#### [What is needed]
Transcribe the listing word for word.

#### [Record excerpts]
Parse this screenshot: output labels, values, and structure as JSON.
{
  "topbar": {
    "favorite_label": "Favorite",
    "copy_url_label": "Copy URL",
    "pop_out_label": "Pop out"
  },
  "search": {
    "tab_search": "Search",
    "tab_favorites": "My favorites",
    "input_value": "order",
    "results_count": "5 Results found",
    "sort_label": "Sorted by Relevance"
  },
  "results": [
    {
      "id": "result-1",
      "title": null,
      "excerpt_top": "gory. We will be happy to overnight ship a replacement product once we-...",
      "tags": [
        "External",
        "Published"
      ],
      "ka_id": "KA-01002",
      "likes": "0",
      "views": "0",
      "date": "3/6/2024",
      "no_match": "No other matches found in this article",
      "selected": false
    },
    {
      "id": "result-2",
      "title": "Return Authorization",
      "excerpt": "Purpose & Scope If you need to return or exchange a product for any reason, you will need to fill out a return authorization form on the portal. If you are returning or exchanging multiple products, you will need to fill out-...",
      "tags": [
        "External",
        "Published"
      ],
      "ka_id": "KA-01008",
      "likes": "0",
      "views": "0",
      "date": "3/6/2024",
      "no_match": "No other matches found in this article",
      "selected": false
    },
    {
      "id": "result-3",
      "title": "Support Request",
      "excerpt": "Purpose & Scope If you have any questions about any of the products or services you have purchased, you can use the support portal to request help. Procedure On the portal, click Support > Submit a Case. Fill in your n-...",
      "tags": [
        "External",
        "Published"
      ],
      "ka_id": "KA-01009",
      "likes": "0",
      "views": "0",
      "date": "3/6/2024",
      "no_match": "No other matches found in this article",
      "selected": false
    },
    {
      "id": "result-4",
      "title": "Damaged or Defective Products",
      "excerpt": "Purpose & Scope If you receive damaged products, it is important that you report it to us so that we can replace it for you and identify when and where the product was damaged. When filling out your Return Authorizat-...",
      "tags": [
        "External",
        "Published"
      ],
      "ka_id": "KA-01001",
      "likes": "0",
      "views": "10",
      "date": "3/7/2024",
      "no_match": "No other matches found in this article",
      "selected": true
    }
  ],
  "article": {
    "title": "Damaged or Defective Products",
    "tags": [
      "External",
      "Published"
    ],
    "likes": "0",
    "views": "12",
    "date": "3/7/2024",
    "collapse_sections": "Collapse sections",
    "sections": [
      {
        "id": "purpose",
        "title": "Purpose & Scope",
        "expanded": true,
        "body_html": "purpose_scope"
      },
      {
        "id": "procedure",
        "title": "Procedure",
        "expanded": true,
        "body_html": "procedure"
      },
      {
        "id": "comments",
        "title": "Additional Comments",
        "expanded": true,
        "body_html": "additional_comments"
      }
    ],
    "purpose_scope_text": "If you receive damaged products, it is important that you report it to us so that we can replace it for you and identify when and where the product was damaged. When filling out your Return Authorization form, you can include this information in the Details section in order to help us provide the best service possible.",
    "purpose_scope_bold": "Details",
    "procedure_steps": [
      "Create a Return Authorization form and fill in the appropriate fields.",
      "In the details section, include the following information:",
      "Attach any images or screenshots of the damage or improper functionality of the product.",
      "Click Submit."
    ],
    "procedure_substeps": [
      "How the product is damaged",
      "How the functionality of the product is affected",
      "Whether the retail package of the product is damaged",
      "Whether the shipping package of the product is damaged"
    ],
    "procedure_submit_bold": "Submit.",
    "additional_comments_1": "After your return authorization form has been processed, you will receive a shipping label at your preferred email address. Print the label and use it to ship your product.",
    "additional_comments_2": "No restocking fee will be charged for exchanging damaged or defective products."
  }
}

#### [Right answer]
Parse this screenshot: output labels, values, and structure as JSON.
{
  "topbar": {
    "favorite_label": "Favorite",
    "copy_url_label": "Copy URL",
    "pop_out_label": "Pop out"
  },
  "search": {
    "tab_search": "Search",
    "tab_favorites": "My favorites",
    "input_value": "order",
    "results_count": "5 Results found",
    "sort_label": "Sorted by Relevance"
  },
  "results": [
    {
      "id": "result-1",
      "title": null,
      "excerpt_top": "gory. We will be happy to overnight ship a replacement product once we-...",
      "tags": [
        "External",
        "Published"
      ],
      "ka_id": "KA-01002",
      "likes": "0",
      "views": "0",
      "date": "3/6/2024",
      "no_match": "No other matches found in this article",
      "selected": false
    },
    {
      "id": "result-2",
      "title": "Return Authorization",
      "excerpt": "Purpose & Scope If you need to return or exchange a product for any reason, you will need to fill out a return authorization form on the portal. If you are returning or exchanging multiple products, you will need to fill out-...",
      "tags": [
        "External",
        "Published"
      ],
      "ka_id": "KA-01008",
      "likes": "0",
      "views": "0",
      "date": "3/6/2024",
      "no_match": "No other matches found in this article",
      "selected": false
    },
    {
      "id": "result-3",
      "title": "Support Request",
      "excerpt": "Purpose & Scope If you have any questions about any of the products or services you have purchased, you can use the support portal to request help. Procedure On the portal, click Support > Submit a Case. Fill in your n-...",
      "tags": [
        "External",
        "Published"
      ],
      "ka_id": "KA-01009",
      "likes": "0",
      "views": "0",
      "date": "3/6/2024",
      "no_match": "No other matches found in this article",
      "selected": false
    },
    {
      "id": "result-4",
      "title": "Damaged or Defective Products",
      "excerpt": "Purpose & Scope If you receive damaged products, it is important that you report it to us so that we can replace it for you and identify when and where the product was damaged. When filling out your Return Authorizat-...",
      "tags": [
        "External",
        "Published"
      ],
      "ka_id": "KA-01001",
      "likes": "0",
      "views": "10",
      "date": "3/7/2024",
      "no_match": "No other matches found in this article",
      "selected": true
    }
  ],
  "article": {
    "title": "Damaged or Defective Products",
    "tags": [
      "External",
      "Published"
    ],
    "likes": "0",
    "views": "12",
    "date": "3/7/2024",
    "collapse_sections": "Collapse sections",
    "sections": [
      {
        "id": "purpose",
        "title": "Purpose & Scope",
        "expanded": true,
        "body_html": "purpose_scope"
      },
      {
        "id": "procedure",
        "title": "Procedure",
        "expanded": true,
        "body_html": "procedure"
      },
      {
        "id": "comments",
        "title": "Additional Comments",
        "expanded": true,
        "body_html": "additional_comments"
      }
    ],
    "purpose_scope_text": "If you receive damaged products, it is important that you report it to us so that we can replace it for you and identify when and where the product was damaged. When filling out your Return Authorization form, you can include this information in the Details section in order to help us provide the best service possible.",
    "purpose_scope_bold": "Details",
    "procedure_steps": [
      "Create a Return Authorization form and fill in the appropriate fields.",
      "In the details section, include the following information:",
      "Attach any images or screenshots of the damage or improper functionality of the product.",
      "Click Submit."
    ],
    "procedure_substeps": [
      "How the product is damaged",
      "How the functionality of the product is affected",
      "Whether the retail package of the product is damaged",
      "Whether the shipping package of the product is damaged"
    ],
    "procedure_submit_bold": "Submit.",
    "additional_comments_1": "After your return authorization form has been processed, you will receive a shipping label at your preferred email address. Print the label and use it to ship your product.",
    "additional_comments_2": "No restocking fee will be charged for exchanging damaged or defective products."
  }
}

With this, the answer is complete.